> _EXCERPT TO READ_:

## start

On June 28, 2024, the Supreme Court decided in Fischer v. United States that prosecutors could validly bring an obstruction charge against someone for attempting to block the arrival of electoral certificates (which would likely apply to Trump and other high-level aides) but not simply for attempting to forcibly enter the Capitol building (as many rioters did).

Three days later, on July 1, 2024, the Supreme Court decided in Trump v. United States that all former presidents have absolute immunity for their acts as president within their constitutional purview, presumptive immunity for official acts, and no immunity for unofficial acts.

On December 8, 2024, Trump said in an interview with NBC News that every member of the committee should be jailed: "Everybody on that committee … for what they did, yeah, honestly, they should go to jail". He falsely alleged the committee had "deleted and destroyed all the evidence".

On December 15, Senator Bernie Sanders told NBC that Biden should consider preemptively pardoning the committee members. Biden did so on January 19, 2025, pardoning all members and staffers as well as four police officers who testified.

Later on January 20, 2025, after the pardon was announced, Trump, upon taking office, granted clemency to all of the January 6 rioters. One of them, Proud Boys leader Enrique Tarrio, pardoned of seditious conspiracy and interviewed by Alex Jones the next day, urged the government to investigate Attorney General Merrick Garland (who was replaced two weeks later by Pam Bondi) as well as former U.S. attorney Matthew Graves.

## end

> _EXTRACTED RECORDS_:
## start

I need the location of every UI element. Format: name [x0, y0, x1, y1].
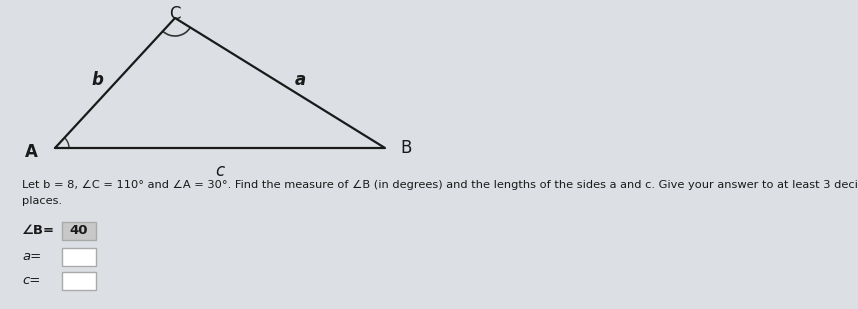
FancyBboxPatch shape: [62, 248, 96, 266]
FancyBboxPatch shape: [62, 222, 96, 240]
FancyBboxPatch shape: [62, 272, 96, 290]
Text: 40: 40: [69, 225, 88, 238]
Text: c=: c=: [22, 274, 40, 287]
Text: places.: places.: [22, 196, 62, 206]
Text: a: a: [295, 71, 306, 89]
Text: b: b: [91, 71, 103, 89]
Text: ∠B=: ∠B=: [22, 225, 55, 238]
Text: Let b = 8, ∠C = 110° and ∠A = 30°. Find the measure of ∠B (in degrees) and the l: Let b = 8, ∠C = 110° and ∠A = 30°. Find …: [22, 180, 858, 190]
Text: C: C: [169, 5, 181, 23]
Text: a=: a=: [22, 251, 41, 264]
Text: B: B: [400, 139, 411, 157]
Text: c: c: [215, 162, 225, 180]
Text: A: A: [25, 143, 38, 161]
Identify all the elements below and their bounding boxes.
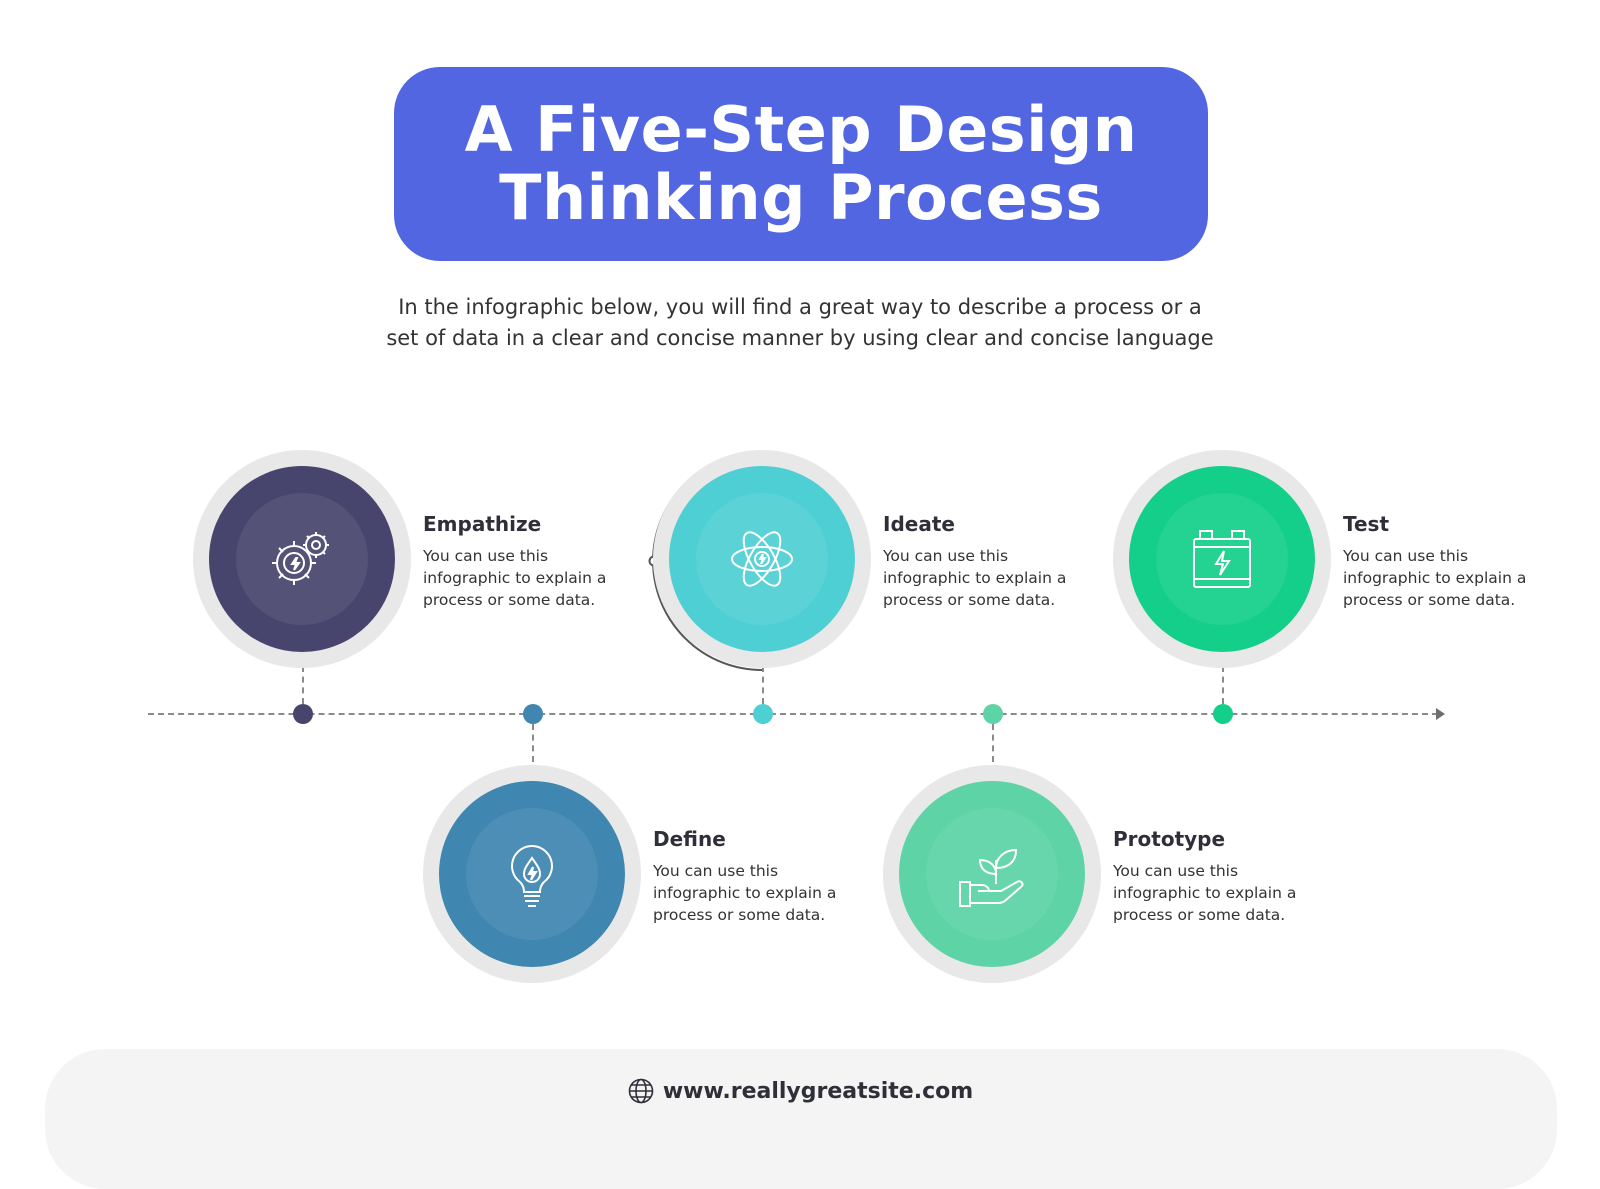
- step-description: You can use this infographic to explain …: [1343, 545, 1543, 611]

## end

> _TASK_:
Reproduce the full excerpt above on the January 6 court rulings and pardons, word for word.

> _TASK RESULT_:
On June 28, 2024, the Supreme Court decided in Fischer v. United States that prosecutors could validly bring an obstruction charge against someone for attempting to block the arrival of electoral certificates (which would likely apply to Trump and other high-level aides) but not simply for attempting to forcibly enter the Capitol building (as many rioters did).

Three days later, on July 1, 2024, the Supreme Court decided in Trump v. United States that all former presidents have absolute immunity for their acts as president within their constitutional purview, presumptive immunity for official acts, and no immunity for unofficial acts.

On December 8, 2024, Trump said in an interview with NBC News that every member of the committee should be jailed: "Everybody on that committee … for what they did, yeah, honestly, they should go to jail". He falsely alleged the committee had "deleted and destroyed all the evidence".

On December 15, Senator Bernie Sanders told NBC that Biden should consider preemptively pardoning the committee members. Biden did so on January 19, 2025, pardoning all members and staffers as well as four police officers who testified.

Later on January 20, 2025, after the pardon was announced, Trump, upon taking office, granted clemency to all of the January 6 rioters. One of them, Proud Boys leader Enrique Tarrio, pardoned of seditious conspiracy and interviewed by Alex Jones the next day, urged the government to investigate Attorney General Merrick Garland (who was replaced two weeks later by Pam Bondi) as well as former U.S. attorney Matthew Graves.